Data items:
--- begin ---

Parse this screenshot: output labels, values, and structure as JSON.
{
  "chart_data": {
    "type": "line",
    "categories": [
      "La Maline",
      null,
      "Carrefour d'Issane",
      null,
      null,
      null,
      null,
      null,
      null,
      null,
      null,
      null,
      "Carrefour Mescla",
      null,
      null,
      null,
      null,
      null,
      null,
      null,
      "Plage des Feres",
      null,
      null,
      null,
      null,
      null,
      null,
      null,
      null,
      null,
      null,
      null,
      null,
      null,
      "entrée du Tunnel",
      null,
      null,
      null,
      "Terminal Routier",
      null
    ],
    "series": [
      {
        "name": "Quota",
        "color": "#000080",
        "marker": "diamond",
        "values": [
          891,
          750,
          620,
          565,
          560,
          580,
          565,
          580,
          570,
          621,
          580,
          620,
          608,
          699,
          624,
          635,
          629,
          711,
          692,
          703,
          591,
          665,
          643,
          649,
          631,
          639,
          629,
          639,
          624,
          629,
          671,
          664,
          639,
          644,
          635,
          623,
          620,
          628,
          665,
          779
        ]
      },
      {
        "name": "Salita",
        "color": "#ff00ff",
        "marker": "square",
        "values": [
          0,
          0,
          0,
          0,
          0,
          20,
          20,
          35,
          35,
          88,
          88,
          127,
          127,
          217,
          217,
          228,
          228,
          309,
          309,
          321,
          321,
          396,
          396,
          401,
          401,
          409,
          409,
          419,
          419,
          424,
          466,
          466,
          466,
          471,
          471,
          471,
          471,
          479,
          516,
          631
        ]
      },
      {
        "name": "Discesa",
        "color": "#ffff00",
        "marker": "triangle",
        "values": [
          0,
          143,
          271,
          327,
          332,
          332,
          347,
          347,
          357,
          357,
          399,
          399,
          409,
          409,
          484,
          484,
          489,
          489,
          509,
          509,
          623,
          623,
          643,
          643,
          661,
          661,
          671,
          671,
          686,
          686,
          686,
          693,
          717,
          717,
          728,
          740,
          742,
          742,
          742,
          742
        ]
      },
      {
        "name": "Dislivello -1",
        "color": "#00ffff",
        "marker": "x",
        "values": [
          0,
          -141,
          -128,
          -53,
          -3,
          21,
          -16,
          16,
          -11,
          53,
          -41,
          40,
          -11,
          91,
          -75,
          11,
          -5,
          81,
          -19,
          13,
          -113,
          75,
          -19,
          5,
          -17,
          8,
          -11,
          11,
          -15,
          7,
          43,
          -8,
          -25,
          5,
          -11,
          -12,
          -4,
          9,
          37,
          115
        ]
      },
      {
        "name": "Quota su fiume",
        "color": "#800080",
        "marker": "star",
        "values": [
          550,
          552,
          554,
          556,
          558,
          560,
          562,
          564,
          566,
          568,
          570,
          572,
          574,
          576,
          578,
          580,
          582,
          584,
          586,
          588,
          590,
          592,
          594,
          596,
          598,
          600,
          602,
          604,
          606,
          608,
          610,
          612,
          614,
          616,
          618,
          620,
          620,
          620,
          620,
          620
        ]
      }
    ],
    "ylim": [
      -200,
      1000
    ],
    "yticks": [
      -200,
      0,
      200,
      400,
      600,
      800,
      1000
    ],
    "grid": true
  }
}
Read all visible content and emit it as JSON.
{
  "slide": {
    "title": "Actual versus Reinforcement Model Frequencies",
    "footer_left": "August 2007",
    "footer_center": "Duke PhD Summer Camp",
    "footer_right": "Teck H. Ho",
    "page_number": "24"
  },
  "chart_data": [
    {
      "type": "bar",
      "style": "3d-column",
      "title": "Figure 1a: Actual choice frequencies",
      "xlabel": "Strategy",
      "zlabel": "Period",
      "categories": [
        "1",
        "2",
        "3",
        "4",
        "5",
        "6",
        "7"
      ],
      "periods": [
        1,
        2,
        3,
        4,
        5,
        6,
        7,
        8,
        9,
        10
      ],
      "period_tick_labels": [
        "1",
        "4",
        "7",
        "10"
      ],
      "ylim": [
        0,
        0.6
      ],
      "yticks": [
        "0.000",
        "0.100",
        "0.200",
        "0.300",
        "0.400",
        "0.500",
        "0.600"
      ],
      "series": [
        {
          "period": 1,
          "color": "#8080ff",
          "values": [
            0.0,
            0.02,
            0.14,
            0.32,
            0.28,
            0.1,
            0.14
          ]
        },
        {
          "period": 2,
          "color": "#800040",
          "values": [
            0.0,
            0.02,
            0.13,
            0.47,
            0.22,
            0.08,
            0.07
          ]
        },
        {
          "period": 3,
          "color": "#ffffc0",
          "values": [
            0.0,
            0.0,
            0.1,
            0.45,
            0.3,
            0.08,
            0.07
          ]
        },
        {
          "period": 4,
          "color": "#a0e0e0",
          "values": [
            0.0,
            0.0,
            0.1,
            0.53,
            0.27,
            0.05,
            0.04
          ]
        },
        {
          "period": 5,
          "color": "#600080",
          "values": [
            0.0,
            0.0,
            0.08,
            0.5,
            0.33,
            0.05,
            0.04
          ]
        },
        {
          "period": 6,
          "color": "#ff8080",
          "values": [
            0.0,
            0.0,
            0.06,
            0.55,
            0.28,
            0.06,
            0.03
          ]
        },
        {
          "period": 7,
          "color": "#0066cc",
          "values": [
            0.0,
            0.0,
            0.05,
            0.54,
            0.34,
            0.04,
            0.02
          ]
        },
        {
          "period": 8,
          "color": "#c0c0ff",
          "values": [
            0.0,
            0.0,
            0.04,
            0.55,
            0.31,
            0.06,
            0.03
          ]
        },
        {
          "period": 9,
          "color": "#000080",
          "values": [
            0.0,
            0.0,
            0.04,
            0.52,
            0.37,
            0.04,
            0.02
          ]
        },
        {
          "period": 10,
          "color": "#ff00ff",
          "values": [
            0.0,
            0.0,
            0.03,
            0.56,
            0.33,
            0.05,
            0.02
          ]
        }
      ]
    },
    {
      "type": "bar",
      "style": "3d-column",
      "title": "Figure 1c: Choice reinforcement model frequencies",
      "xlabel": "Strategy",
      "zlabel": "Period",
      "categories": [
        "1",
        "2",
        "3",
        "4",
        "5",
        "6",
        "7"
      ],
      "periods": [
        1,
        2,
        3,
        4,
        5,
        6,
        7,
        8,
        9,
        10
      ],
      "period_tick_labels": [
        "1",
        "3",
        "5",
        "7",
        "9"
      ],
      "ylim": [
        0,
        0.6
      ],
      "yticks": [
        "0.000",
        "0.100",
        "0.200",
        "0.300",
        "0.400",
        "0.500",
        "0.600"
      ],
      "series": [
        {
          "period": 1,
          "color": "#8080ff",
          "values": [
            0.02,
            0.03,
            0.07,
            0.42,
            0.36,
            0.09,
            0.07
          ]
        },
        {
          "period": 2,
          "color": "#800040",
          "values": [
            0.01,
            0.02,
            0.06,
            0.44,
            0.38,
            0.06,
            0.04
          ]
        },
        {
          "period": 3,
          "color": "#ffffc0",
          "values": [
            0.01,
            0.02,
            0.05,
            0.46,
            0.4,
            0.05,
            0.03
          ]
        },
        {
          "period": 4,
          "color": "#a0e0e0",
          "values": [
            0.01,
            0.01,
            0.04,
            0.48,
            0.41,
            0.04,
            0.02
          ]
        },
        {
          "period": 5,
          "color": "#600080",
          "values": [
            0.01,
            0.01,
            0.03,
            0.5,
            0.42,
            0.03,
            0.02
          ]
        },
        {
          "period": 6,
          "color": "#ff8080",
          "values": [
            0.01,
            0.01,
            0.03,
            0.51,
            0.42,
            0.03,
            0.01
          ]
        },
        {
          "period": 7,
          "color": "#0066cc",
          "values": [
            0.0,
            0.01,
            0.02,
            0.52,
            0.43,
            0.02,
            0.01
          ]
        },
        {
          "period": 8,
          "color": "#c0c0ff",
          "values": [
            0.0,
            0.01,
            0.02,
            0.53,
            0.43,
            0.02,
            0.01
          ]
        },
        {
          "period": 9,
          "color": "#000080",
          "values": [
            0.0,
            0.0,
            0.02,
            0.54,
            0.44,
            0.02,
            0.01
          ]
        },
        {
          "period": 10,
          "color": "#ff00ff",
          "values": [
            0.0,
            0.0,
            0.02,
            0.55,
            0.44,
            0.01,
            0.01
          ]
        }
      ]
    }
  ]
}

--- end ---

### Exercise directions:
Copy all lines of the listing above that contain the string "title".

### Answer below:
    "title": "Actual versus Reinforcement Model Frequencies",
      "title": "Figure 1a: Actual choice frequencies",
      "title": "Figure 1c: Choice reinforcement model frequencies",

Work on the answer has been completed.